• [Task details]
Extract all lines from the data beneath that include the word "FXCM".
☆ ☆ ☆ ☆ ☆
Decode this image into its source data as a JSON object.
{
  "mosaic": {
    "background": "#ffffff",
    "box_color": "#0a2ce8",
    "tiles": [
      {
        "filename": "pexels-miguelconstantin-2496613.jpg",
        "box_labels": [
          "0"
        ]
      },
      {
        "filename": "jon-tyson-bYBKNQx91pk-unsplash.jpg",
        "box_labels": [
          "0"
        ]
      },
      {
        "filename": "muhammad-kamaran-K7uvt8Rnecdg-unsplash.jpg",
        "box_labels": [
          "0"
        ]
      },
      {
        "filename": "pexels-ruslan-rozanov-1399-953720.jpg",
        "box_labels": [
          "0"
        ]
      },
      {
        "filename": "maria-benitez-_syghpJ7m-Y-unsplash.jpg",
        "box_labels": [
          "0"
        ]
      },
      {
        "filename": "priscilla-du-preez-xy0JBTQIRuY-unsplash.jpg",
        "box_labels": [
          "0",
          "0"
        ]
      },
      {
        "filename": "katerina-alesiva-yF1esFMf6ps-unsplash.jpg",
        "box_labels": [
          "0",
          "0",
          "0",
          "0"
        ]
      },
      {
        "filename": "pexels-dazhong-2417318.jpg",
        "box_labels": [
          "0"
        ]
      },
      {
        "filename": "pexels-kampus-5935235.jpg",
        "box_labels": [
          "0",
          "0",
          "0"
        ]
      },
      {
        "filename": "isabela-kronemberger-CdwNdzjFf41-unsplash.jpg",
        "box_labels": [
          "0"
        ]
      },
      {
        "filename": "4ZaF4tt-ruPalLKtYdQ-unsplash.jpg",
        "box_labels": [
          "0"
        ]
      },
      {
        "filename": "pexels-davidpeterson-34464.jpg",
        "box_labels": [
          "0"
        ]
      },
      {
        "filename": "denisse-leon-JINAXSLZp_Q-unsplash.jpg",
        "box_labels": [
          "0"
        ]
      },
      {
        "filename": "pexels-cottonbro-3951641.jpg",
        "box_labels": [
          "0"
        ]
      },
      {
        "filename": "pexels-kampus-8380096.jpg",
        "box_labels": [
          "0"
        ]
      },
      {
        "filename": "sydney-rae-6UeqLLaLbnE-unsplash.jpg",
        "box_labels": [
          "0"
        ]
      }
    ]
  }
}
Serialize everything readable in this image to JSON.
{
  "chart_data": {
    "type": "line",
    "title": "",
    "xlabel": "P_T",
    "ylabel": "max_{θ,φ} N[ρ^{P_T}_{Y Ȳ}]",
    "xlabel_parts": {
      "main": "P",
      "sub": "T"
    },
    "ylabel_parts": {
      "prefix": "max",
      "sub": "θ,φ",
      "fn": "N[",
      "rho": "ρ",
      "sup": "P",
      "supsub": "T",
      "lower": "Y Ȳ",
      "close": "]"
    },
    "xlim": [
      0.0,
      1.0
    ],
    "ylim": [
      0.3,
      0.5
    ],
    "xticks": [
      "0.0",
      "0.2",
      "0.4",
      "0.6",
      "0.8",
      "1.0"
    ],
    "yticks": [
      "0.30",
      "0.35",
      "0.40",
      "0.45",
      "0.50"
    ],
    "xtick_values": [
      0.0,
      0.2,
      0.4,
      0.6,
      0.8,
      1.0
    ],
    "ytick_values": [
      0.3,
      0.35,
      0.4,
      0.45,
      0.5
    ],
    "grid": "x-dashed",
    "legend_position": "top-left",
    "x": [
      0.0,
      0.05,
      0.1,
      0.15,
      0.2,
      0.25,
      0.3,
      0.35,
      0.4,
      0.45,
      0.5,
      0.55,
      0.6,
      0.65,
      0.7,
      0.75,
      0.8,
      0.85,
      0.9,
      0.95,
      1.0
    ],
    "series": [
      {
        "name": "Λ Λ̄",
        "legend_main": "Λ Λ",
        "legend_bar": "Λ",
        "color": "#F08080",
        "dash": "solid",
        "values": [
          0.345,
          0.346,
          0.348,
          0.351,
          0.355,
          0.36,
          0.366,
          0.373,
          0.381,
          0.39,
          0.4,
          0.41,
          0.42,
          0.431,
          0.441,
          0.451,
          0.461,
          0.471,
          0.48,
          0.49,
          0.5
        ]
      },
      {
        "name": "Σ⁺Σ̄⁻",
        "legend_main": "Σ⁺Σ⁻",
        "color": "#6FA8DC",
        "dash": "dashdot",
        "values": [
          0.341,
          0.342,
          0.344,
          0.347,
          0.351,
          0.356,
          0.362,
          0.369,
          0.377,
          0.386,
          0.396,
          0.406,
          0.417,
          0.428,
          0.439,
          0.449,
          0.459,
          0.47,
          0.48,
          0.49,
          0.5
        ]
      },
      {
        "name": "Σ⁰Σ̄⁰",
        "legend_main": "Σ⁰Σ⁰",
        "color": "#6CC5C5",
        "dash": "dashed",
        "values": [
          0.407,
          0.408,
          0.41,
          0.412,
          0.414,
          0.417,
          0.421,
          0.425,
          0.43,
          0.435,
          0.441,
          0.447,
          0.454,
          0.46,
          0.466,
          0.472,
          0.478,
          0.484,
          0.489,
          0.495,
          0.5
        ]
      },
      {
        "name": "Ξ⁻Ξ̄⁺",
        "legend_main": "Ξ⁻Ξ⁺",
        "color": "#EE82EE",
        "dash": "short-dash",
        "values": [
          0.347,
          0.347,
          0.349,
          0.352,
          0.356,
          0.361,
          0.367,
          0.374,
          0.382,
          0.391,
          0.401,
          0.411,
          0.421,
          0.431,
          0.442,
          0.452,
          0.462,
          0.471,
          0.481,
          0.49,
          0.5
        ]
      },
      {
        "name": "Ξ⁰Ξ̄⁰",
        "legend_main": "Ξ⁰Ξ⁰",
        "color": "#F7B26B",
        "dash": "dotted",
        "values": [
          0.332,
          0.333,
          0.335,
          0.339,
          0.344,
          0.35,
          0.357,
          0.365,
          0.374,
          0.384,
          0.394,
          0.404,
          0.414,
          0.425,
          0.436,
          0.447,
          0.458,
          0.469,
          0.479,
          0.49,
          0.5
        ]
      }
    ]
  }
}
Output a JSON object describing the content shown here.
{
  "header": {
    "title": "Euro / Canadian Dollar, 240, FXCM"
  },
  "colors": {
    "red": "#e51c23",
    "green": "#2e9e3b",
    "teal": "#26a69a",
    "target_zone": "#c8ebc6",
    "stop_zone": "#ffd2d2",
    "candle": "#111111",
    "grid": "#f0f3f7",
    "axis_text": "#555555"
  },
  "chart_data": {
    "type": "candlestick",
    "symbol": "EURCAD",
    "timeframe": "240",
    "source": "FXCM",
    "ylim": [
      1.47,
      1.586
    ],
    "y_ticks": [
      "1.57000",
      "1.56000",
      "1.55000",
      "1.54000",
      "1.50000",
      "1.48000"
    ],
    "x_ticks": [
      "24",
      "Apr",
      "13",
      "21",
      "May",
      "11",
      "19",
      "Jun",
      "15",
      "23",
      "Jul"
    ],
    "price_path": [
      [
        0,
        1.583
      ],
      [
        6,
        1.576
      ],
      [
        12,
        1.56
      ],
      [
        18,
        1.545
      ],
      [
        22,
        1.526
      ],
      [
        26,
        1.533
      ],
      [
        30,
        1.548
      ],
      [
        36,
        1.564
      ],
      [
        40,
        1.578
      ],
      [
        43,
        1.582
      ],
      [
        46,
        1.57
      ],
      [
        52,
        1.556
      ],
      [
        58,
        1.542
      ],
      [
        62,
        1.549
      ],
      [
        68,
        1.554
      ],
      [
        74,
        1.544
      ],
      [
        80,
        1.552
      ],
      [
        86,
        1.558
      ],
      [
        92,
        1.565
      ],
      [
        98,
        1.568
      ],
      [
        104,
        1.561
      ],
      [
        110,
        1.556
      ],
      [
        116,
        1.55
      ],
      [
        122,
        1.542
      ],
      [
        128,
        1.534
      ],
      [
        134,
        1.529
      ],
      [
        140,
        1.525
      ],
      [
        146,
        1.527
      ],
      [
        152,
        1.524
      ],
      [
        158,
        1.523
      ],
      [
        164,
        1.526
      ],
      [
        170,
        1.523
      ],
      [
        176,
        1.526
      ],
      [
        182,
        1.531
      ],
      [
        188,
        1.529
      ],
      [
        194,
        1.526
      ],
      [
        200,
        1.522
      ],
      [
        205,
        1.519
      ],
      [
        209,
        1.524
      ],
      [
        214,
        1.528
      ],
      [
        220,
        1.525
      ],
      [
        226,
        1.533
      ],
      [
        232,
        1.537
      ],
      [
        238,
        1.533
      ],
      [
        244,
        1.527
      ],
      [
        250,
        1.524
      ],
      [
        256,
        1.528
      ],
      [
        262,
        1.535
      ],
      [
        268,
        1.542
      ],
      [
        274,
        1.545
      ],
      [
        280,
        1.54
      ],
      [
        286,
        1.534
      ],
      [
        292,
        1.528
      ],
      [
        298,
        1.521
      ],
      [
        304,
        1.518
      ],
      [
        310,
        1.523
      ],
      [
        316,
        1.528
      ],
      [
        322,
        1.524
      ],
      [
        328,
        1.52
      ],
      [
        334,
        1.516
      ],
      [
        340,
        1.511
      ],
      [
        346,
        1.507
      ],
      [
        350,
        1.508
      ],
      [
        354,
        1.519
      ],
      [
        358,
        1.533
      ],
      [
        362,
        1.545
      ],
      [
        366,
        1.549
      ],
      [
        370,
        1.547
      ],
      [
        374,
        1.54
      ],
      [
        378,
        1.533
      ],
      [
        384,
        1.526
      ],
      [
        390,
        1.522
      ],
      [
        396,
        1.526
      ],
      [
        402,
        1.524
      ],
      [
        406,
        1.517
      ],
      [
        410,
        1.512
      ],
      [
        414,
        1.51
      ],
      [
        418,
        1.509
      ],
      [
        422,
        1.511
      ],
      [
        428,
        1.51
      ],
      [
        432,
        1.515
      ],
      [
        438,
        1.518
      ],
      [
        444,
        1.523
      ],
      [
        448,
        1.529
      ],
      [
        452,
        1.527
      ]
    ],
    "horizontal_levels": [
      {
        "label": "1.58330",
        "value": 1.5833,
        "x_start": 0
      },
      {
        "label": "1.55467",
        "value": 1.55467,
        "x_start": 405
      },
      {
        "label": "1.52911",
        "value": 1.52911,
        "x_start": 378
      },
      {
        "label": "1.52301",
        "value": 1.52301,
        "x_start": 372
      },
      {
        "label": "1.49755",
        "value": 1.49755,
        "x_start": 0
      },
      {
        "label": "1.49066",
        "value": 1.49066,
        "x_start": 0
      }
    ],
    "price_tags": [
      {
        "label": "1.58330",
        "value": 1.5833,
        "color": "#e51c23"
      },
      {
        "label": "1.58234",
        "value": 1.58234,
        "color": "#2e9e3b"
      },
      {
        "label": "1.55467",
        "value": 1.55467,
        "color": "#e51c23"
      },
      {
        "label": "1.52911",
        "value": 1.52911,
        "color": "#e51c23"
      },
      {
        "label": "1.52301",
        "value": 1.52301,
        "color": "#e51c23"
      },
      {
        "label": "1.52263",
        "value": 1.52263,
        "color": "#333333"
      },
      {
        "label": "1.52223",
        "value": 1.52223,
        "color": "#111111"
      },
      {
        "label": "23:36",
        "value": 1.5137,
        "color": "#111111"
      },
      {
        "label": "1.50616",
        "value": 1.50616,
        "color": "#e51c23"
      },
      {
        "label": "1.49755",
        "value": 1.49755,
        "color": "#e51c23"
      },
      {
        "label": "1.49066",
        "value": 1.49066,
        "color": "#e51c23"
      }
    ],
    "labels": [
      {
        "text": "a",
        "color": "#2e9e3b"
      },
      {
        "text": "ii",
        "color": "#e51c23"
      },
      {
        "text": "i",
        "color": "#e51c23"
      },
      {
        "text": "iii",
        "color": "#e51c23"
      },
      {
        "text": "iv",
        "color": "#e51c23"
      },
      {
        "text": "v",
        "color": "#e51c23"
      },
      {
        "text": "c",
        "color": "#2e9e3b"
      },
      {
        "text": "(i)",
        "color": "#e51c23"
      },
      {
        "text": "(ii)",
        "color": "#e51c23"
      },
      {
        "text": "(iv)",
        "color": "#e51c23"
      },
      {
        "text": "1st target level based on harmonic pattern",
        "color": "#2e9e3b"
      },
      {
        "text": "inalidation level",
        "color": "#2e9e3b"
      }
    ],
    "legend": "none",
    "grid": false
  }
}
☆ ☆ ☆ ☆ ☆
• [Solution to the exercise]
    "title": "Euro / Canadian Dollar, 240, FXCM"
    "source": "FXCM",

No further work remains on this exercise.